> Instructions to follow
Identify and copy all lines of the material where the string "Октябрь" is found.

** Start **

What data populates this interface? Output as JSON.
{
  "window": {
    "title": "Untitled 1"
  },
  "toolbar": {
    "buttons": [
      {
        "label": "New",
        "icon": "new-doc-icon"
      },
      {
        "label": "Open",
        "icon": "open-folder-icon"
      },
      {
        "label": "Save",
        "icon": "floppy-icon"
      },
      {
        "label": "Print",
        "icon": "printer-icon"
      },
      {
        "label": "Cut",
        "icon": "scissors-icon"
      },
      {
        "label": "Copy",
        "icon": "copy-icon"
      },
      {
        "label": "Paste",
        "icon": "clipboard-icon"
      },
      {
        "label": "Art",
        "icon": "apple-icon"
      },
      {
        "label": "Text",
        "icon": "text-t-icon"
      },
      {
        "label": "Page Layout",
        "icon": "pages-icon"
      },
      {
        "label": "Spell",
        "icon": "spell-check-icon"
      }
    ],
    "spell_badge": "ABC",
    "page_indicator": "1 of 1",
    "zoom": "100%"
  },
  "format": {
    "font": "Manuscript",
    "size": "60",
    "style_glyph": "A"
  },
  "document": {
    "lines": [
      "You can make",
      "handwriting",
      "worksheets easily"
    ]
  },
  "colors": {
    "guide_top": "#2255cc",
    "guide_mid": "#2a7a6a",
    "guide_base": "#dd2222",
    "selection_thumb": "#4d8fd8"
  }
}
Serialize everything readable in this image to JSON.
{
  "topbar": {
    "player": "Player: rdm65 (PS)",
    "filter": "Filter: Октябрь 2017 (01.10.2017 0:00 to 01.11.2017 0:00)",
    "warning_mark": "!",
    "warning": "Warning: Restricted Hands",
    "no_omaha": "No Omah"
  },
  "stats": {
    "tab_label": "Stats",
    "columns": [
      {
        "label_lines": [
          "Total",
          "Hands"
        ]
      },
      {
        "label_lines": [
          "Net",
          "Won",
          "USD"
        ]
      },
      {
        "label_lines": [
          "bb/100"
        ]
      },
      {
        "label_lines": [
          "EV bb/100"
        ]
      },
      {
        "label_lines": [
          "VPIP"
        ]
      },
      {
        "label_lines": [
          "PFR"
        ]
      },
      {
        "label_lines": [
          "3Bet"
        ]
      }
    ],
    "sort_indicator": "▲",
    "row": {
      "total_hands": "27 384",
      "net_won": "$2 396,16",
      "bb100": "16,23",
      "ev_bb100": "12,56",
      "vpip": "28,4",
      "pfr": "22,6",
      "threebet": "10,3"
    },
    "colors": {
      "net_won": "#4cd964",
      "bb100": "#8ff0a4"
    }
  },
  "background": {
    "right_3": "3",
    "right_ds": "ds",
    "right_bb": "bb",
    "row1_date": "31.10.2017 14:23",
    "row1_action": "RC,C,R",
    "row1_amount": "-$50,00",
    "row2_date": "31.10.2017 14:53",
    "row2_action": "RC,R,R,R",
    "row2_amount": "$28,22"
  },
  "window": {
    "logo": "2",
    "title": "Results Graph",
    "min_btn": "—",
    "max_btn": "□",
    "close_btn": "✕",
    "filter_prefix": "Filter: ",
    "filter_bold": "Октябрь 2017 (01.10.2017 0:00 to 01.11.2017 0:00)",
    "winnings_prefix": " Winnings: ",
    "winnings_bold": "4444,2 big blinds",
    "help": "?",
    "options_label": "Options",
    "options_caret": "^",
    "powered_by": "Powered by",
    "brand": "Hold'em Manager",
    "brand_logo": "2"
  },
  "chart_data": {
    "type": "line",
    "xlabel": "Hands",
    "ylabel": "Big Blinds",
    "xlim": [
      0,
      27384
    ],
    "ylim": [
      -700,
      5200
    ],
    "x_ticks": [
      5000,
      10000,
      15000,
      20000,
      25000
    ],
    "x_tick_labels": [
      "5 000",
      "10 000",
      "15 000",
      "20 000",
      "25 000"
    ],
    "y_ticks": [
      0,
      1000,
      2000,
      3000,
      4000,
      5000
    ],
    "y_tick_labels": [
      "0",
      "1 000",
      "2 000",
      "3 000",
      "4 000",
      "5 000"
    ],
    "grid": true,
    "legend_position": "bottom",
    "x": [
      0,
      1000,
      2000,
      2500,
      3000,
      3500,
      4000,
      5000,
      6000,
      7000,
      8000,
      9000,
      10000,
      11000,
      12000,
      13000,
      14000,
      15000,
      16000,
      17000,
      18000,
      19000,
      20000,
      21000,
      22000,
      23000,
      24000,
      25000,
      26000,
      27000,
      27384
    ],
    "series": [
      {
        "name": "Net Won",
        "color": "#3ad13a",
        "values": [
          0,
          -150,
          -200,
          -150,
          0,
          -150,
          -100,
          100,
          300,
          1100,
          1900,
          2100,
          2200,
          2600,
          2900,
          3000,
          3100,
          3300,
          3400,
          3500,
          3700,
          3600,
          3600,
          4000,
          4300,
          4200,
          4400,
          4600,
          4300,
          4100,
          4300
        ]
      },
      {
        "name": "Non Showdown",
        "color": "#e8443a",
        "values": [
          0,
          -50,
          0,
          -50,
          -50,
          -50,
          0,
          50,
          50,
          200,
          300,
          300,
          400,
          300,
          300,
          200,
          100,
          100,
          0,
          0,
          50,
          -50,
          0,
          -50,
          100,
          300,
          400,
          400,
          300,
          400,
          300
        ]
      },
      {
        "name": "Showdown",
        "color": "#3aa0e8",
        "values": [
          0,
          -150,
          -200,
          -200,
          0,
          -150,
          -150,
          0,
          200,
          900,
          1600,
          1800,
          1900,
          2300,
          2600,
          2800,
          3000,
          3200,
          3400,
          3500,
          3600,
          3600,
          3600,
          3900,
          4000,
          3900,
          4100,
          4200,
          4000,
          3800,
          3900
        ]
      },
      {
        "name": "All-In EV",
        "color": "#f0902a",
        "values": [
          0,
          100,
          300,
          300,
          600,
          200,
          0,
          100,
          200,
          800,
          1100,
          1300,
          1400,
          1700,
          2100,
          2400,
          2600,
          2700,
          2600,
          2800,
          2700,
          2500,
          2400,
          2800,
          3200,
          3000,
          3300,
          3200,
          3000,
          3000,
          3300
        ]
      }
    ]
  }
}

** End **

> Output for this task
    "filter": "Filter: Октябрь 2017 (01.10.2017 0:00 to 01.11.2017 0:00)",
    "filter_bold": "Октябрь 2017 (01.10.2017 0:00 to 01.11.2017 0:00)",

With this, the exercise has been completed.